PROBLEM TO SOLVE
Search the listing for "elmeridiano" and copy every line where it appears.

◆ ◆ ◆

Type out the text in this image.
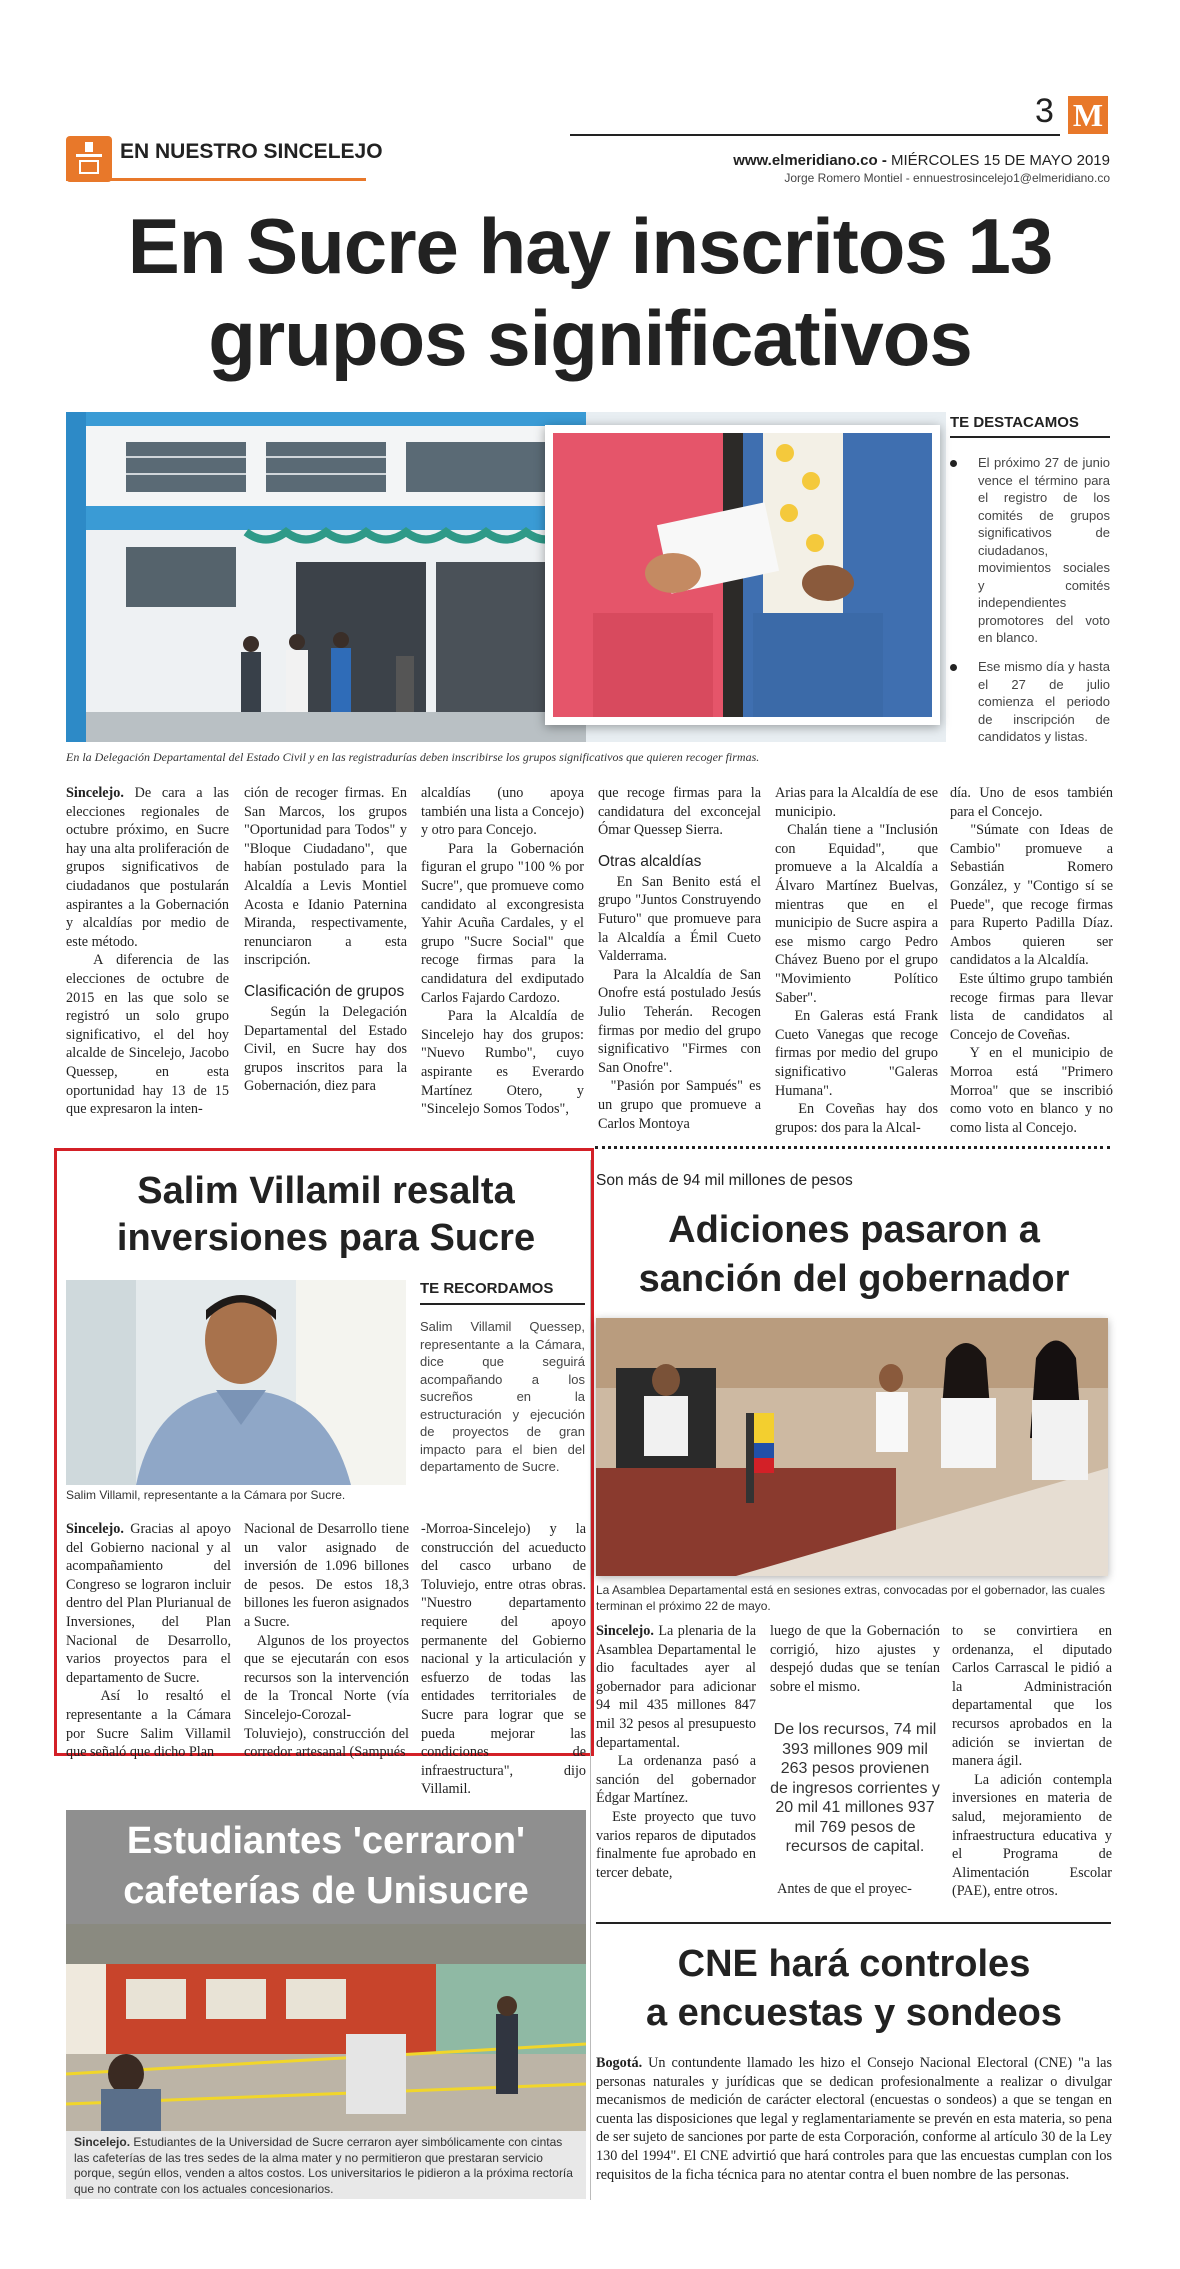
3 M
EN NUESTRO SINCELEJO	www.elmeridiano.co - MIÉRCOLES 15 DE MAYO 2019
Jorge Romero Montiel - ennuestrosincelejo1@elmeridiano.co
En Sucre hay inscritos 13
grupos significativos
En la Delegación Departamental del Estado Civil y en las registradurías deben inscribirse los grupos significativos que quieren recoger firmas.
TE DESTACAMOS
El próximo 27 de junio vence el término para el registro de los comités de grupos significativos de ciudadanos, movimientos sociales y comités independientes promotores del voto en blanco.
Ese mismo día y hasta el 27 de julio comienza el periodo de inscripción de candidatos y listas.

Sincelejo. De cara a las elecciones regionales de octubre próximo, en Sucre hay una alta proliferación de grupos significativos de ciudadanos que postularán aspirantes a la Gobernación y alcaldías por medio de este método.

A diferencia de las elecciones de octubre de 2015 en las que solo se registró un solo grupo significativo, el del hoy alcalde de Sincelejo, Jacobo Quessep, en esta oportunidad hay 13 de 15 que expresaron la inten-

ción de recoger firmas. En San Marcos, los grupos "Oportunidad para Todos" y "Bloque Ciudadano", que habían postulado para la Alcaldía a Levis Montiel Acosta e Idanio Paternina Miranda, respectivamente, renunciaron a esta inscripción.

Clasificación de grupos

Según la Delegación Departamental del Estado Civil, en Sucre hay dos grupos inscritos para la Gobernación, diez para

alcaldías (uno apoya también una lista a Concejo) y otro para Concejo.

Para la Gobernación figuran el grupo "100 % por Sucre", que promueve como candidato al excongresista Yahir Acuña Cardales, y el grupo "Sucre Social" que recoge firmas para la candidatura del exdiputado Carlos Fajardo Cardozo.

Para la Alcaldía de Sincelejo hay dos grupos: "Nuevo Rumbo", cuyo aspirante es Everardo Martínez Otero, y "Sincelejo Somos Todos",

que recoge firmas para la candidatura del exconcejal Ómar Quessep Sierra.

Otras alcaldías

En San Benito está el grupo "Juntos Construyendo Futuro" que promueve para la Alcaldía a Émil Cueto Valderrama.

Para la Alcaldía de San Onofre está postulado Jesús Julio Teherán. Recogen firmas por medio del grupo significativo "Firmes con San Onofre".

"Pasión por Sampués" es un grupo que promueve a Carlos Montoya

Arias para la Alcaldía de ese municipio.

Chalán tiene a "Inclusión con Equidad", que promueve a la Alcaldía a Álvaro Martínez Buelvas, mientras que en el municipio de Sucre aspira a ese mismo cargo Pedro Chávez Bueno por el grupo "Movimiento Político Saber".

En Galeras está Frank Cueto Vanegas que recoge firmas por medio del grupo significativo "Galeras Humana".

En Coveñas hay dos grupos: dos para la Alcal-

día. Uno de esos también para el Concejo.

"Súmate con Ideas de Cambio" promueve a Sebastián Romero González, y "Contigo sí se Puede", que recoge firmas para Ruperto Padilla Díaz. Ambos quieren ser candidatos a la Alcaldía.

Este último grupo también recoge firmas para llevar lista de candidatos al Concejo de Coveñas.

Y en el municipio de Morroa está "Primero Morroa" que se inscribió como voto en blanco y no como lista al Concejo.

Salim Villamil resalta
inversiones para Sucre
Salim Villamil, representante a la Cámara por Sucre.
TE RECORDAMOS
Salim Villamil Quessep, representante a la Cámara, dice que seguirá acompañando a los sucreños en la estructuración y ejecución de proyectos de gran impacto para el bien del departamento de Sucre.

Sincelejo. Gracias al apoyo del Gobierno nacional y al acompañamiento del Congreso se lograron incluir dentro del Plan Plurianual de Inversiones, del Plan Nacional de Desarrollo, varios proyectos para el departamento de Sucre.

Así lo resaltó el representante a la Cámara por Sucre Salim Villamil que señaló que dicho Plan

Nacional de Desarrollo tiene un valor asignado de inversión de 1.096 billones de pesos. De estos 18,3 billones les fueron asignados a Sucre.

Algunos de los proyectos que se ejecutarán con esos recursos son la intervención de la Troncal Norte (vía Sincelejo-Corozal-Toluviejo), construcción del corredor artesanal (Sampués

-Morroa-Sincelejo) y la construcción del acueducto del casco urbano de Toluviejo, entre otras obras. "Nuestro departamento requiere del apoyo permanente del Gobierno nacional y la articulación y esfuerzo de todas las entidades territoriales de Sucre para lograr que se pueda mejorar las condiciones de infraestructura", dijo Villamil.

Son más de 94 mil millones de pesos
Adiciones pasaron a
sanción del gobernador
La Asamblea Departamental está en sesiones extras, convocadas por el gobernador, las cuales terminan el próximo 22 de mayo.

Sincelejo. La plenaria de la Asamblea Departamental le dio facultades ayer al gobernador para adicionar 94 mil 435 millones 847 mil 32 pesos al presupuesto departamental.

La ordenanza pasó a sanción del gobernador Édgar Martínez.

Este proyecto que tuvo varios reparos de diputados finalmente fue aprobado en tercer debate,

luego de que la Gobernación corrigió, hizo ajustes y despejó dudas que se tenían sobre el mismo.

De los recursos, 74 mil 393 millones 909 mil 263 pesos provienen de ingresos corrientes y 20 mil 41 millones 937 mil 769 pesos de recursos de capital.

Antes de que el proyec-

to se convirtiera en ordenanza, el diputado Carlos Carrascal le pidió a la Administración departamental que los recursos aprobados en la adición se inviertan de manera ágil.

La adición contempla inversiones en materia de salud, mejoramiento de infraestructura educativa y el Programa de Alimentación Escolar (PAE), entre otros.

Estudiantes 'cerraron'
cafeterías de Unisucre
Sincelejo. Estudiantes de la Universidad de Sucre cerraron ayer simbólicamente con cintas las cafeterías de las tres sedes de la alma mater y no permitieron que prestaran servicio porque, según ellos, venden a altos costos. Los universitarios le pidieron a la próxima rectoría que no contrate con los actuales concesionarios.
CNE hará controles
a encuestas y sondeos
Bogotá. Un contundente llamado les hizo el Consejo Nacional Electoral (CNE) "a las personas naturales y jurídicas que se dedican profesionalmente a realizar o divulgar mecanismos de medición de carácter electoral (encuestas o sondeos) a que se tengan en cuenta las disposiciones que legal y reglamentariamente se prevén en esta materia, so pena de ser sujeto de sanciones por parte de esta Corporación, conforme al artículo 30 de la Ley 130 del 1994". El CNE advirtió que hará controles para que las encuestas cumplan con los requisitos de la ficha técnica para no atentar contra el buen nombre de las personas.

◆ ◆ ◆

RESULT OF THE EXERCISE
EN NUESTRO SINCELEJO	www.elmeridiano.co - MIÉRCOLES 15 DE MAYO 2019
Jorge Romero Montiel - ennuestrosincelejo1@elmeridiano.co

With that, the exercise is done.